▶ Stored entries

________________

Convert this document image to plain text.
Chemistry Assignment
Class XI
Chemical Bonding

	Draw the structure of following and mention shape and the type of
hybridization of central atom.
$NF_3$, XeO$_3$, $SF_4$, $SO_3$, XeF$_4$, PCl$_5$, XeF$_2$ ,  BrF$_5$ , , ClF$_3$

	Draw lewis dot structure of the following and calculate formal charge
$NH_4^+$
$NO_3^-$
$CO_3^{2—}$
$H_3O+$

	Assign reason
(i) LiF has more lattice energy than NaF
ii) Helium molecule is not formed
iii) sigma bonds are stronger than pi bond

________________

▶ To be done
Reproduce the full listing exactly.

▶ Exercise response
Convert this document image to plain text.
Chemistry Assignment
Class XI
Chemical Bonding

	Draw the structure of following and mention shape and the type of
hybridization of central atom.
$NF_3$, XeO$_3$, $SF_4$, $SO_3$, XeF$_4$, PCl$_5$, XeF$_2$ ,  BrF$_5$ , , ClF$_3$

	Draw lewis dot structure of the following and calculate formal charge
$NH_4^+$
$NO_3^-$
$CO_3^{2—}$
$H_3O+$

	Assign reason
(i) LiF has more lattice energy than NaF
ii) Helium molecule is not formed
iii) sigma bonds are stronger than pi bond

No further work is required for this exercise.